▶ YOUR GOAL: Identify each line below that contains the word "sigma", and copy it out.

▶ SUPPLIED DATA:
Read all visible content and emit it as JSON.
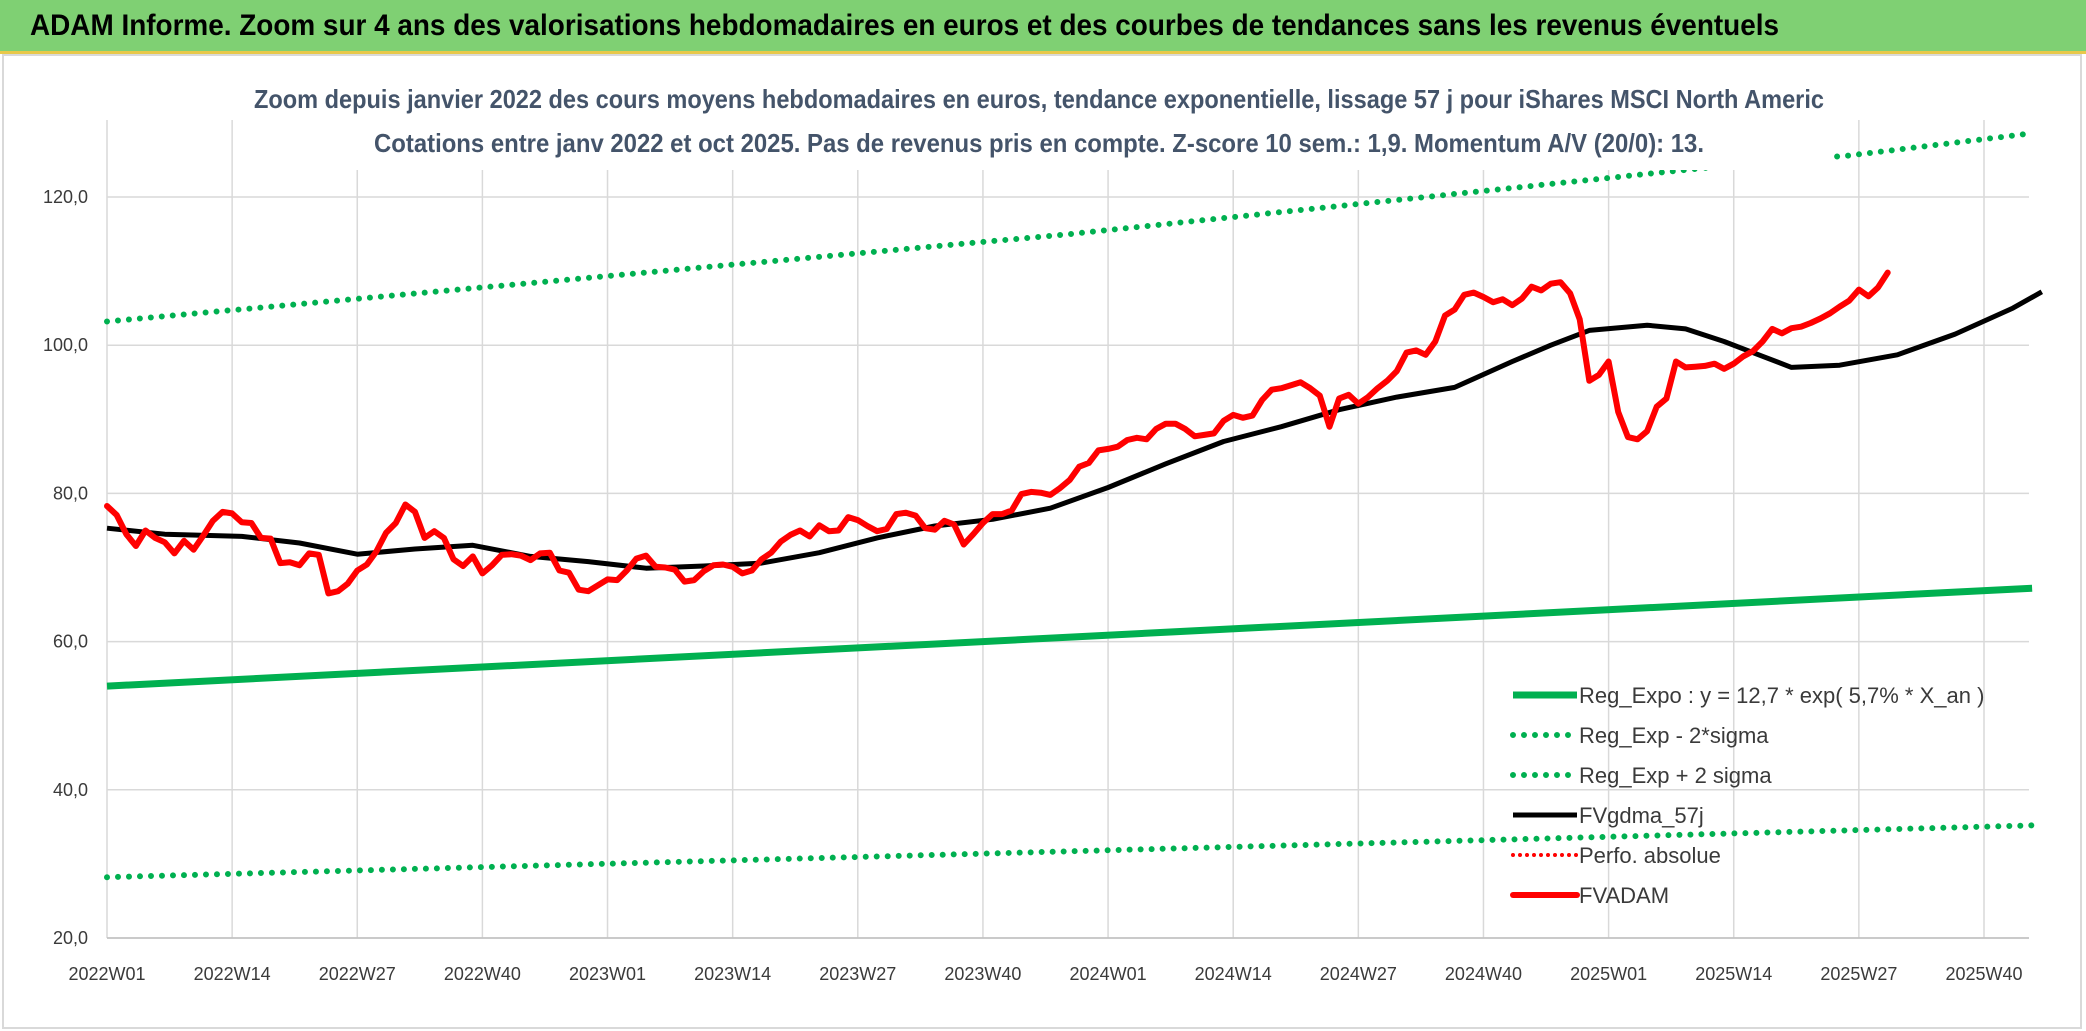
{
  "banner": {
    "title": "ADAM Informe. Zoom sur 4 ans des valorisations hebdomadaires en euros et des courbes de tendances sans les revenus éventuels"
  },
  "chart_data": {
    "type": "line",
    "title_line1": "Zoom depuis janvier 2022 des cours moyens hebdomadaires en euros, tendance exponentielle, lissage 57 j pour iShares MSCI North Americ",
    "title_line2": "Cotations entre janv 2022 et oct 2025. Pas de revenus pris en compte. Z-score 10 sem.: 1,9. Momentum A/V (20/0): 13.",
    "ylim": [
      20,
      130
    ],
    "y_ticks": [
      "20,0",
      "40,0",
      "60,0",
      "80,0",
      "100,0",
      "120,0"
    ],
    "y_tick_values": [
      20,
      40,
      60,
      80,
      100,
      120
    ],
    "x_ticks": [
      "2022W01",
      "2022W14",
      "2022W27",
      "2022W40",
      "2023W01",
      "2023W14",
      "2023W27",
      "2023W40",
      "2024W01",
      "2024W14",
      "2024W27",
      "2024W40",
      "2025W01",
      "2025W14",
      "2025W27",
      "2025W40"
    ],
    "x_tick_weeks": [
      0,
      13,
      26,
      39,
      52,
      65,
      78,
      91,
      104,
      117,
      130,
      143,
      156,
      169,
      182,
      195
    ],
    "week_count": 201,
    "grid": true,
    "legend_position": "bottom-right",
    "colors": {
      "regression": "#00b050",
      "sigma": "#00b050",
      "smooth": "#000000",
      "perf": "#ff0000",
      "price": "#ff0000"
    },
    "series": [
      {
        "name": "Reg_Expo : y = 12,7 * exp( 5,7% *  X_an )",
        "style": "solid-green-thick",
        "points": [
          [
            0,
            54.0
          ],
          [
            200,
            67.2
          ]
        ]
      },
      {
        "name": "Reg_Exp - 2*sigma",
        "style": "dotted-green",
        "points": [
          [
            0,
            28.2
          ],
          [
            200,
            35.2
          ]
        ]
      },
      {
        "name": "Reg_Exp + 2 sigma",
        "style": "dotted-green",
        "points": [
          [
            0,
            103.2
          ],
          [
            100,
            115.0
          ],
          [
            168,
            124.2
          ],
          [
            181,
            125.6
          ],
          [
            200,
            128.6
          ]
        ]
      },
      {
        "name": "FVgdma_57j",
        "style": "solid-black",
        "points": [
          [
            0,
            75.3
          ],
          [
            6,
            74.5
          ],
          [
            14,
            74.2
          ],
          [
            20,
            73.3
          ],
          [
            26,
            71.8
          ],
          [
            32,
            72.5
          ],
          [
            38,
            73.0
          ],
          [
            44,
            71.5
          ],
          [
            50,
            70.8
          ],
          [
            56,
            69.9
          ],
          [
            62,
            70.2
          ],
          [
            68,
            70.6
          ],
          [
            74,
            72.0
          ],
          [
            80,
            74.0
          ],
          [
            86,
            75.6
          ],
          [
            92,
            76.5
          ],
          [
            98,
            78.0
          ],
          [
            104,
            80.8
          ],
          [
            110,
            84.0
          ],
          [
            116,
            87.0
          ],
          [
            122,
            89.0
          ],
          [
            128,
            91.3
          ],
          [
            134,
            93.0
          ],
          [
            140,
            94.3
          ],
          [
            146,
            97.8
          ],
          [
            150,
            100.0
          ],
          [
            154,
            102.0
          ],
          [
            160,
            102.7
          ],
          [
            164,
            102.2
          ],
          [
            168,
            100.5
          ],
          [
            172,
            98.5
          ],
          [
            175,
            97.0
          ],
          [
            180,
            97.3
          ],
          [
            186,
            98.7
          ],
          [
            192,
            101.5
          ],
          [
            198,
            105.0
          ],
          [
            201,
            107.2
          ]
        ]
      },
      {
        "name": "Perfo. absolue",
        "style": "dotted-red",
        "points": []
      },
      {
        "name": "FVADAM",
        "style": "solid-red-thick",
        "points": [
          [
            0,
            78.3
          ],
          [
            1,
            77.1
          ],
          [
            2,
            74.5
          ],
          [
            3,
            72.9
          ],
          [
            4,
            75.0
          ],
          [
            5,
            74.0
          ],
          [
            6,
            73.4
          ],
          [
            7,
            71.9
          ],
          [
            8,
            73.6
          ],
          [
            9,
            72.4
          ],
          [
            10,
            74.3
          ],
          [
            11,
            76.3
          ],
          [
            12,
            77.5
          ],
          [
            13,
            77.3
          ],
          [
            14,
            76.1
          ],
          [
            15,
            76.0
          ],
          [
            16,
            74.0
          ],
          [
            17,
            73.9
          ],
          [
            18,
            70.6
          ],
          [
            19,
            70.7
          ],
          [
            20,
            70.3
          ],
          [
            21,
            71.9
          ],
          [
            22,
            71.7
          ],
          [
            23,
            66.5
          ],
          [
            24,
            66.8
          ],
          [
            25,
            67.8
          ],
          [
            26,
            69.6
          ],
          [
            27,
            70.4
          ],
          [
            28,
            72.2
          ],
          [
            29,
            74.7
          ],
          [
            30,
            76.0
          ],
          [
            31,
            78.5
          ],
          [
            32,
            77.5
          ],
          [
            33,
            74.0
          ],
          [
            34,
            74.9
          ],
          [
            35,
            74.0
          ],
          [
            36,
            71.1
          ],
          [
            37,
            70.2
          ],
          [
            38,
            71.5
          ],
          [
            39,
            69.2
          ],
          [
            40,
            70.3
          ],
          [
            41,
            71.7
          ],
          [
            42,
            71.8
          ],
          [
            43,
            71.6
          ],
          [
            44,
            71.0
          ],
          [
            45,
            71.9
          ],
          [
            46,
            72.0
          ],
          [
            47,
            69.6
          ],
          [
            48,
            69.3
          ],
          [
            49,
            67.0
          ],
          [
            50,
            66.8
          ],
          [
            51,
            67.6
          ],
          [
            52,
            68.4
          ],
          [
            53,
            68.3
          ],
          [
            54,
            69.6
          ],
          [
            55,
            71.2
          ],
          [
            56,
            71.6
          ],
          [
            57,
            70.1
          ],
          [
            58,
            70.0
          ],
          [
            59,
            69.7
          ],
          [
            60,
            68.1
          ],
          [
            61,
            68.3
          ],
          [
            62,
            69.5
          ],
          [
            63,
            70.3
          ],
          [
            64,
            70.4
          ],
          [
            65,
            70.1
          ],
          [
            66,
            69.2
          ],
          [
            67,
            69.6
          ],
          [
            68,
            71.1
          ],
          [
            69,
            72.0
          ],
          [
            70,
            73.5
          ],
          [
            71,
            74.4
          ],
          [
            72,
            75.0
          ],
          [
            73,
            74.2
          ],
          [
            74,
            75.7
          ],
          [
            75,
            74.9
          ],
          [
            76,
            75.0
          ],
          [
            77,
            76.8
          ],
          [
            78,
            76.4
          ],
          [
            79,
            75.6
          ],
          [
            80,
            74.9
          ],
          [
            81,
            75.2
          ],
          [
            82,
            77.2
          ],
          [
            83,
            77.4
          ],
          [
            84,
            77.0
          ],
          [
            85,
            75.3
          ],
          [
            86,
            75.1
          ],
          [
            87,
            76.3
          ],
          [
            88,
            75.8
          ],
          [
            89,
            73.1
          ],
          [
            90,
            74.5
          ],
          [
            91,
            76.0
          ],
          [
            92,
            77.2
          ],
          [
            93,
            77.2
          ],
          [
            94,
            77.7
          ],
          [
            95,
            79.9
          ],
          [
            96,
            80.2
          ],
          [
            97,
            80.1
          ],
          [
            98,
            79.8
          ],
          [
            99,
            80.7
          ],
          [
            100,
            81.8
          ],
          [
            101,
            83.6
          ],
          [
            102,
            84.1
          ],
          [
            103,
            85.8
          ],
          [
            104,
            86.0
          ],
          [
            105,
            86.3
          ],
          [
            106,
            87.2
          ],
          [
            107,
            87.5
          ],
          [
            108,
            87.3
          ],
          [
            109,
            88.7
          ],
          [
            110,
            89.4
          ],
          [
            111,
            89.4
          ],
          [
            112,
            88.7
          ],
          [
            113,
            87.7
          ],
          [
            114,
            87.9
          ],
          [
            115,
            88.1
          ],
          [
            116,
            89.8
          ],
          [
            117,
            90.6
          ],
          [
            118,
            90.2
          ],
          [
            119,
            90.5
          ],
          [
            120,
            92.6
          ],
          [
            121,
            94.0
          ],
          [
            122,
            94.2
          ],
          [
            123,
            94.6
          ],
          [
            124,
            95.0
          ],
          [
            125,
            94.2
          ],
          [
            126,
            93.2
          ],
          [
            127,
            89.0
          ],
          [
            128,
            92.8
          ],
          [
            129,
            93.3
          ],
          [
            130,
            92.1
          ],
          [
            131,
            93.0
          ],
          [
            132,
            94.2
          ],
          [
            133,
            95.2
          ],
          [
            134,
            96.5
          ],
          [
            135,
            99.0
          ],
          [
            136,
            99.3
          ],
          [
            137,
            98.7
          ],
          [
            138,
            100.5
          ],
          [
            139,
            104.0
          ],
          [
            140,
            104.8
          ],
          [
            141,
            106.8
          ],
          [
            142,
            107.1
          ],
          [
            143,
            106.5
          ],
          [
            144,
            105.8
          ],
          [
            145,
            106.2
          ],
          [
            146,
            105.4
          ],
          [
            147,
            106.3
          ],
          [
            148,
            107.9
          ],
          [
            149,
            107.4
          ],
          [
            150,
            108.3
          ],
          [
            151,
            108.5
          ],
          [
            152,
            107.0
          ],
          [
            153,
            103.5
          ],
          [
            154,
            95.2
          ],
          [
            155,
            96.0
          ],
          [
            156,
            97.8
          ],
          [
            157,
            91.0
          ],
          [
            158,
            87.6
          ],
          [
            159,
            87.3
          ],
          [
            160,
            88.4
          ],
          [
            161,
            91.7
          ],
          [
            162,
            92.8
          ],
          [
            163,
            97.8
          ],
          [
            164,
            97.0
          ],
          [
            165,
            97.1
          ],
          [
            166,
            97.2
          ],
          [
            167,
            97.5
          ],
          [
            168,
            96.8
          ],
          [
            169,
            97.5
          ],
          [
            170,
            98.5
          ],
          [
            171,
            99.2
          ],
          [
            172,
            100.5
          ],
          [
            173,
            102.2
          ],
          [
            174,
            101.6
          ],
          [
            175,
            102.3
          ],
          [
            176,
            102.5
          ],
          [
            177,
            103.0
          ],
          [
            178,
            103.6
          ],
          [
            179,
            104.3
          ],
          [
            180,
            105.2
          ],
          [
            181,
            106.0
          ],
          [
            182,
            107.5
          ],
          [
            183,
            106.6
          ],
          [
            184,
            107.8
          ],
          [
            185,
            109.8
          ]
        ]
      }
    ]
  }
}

▶ FULL OUTPUT:
      "sigma": "#00b050",
        "name": "Reg_Exp - 2*sigma",
        "name": "Reg_Exp + 2 sigma",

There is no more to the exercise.